(Data records)

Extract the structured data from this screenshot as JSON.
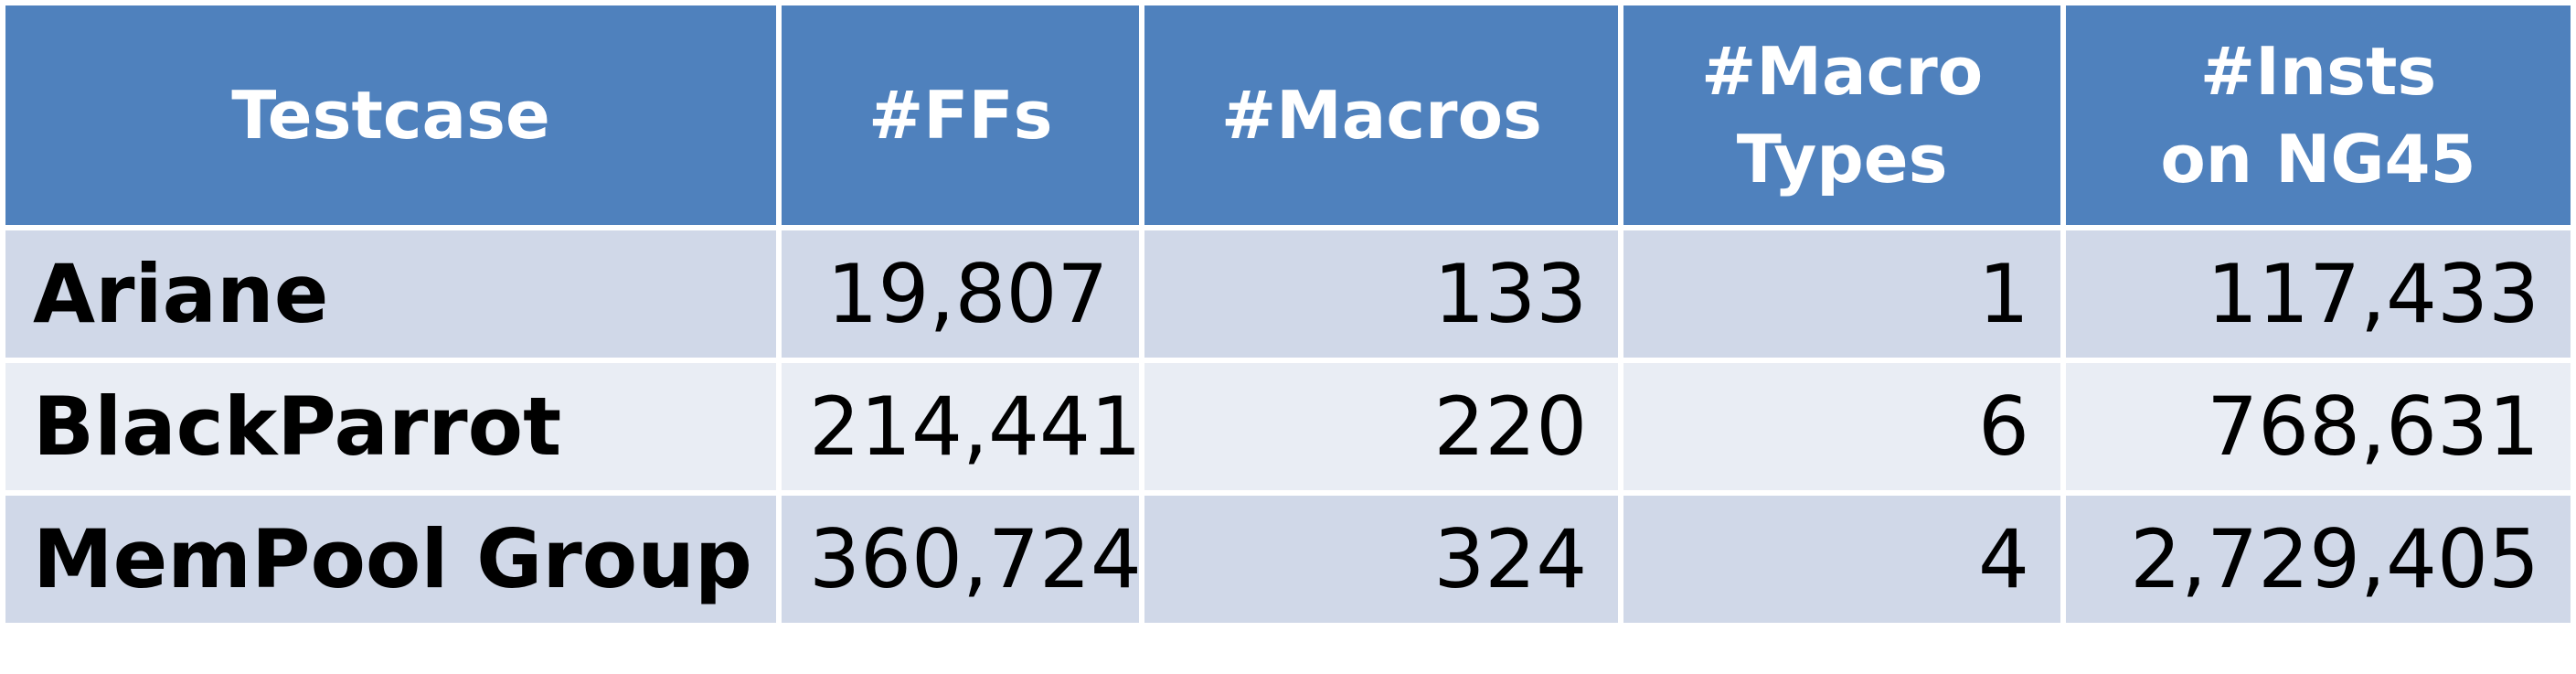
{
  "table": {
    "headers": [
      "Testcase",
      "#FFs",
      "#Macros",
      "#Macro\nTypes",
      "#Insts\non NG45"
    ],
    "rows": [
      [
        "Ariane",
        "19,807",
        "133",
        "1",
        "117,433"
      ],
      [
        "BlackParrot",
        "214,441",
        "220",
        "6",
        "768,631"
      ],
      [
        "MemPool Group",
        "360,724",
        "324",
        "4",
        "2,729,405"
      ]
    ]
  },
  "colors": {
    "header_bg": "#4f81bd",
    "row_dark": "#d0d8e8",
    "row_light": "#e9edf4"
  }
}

**What you will do**
The data should be printed again unchanged; leave its pictures out.

**Response to this exercise**
Extract the structured data from this screenshot as JSON.
{
  "table": {
    "headers": [
      "Testcase",
      "#FFs",
      "#Macros",
      "#Macro\nTypes",
      "#Insts\non NG45"
    ],
    "rows": [
      [
        "Ariane",
        "19,807",
        "133",
        "1",
        "117,433"
      ],
      [
        "BlackParrot",
        "214,441",
        "220",
        "6",
        "768,631"
      ],
      [
        "MemPool Group",
        "360,724",
        "324",
        "4",
        "2,729,405"
      ]
    ]
  },
  "colors": {
    "header_bg": "#4f81bd",
    "row_dark": "#d0d8e8",
    "row_light": "#e9edf4"
  }
}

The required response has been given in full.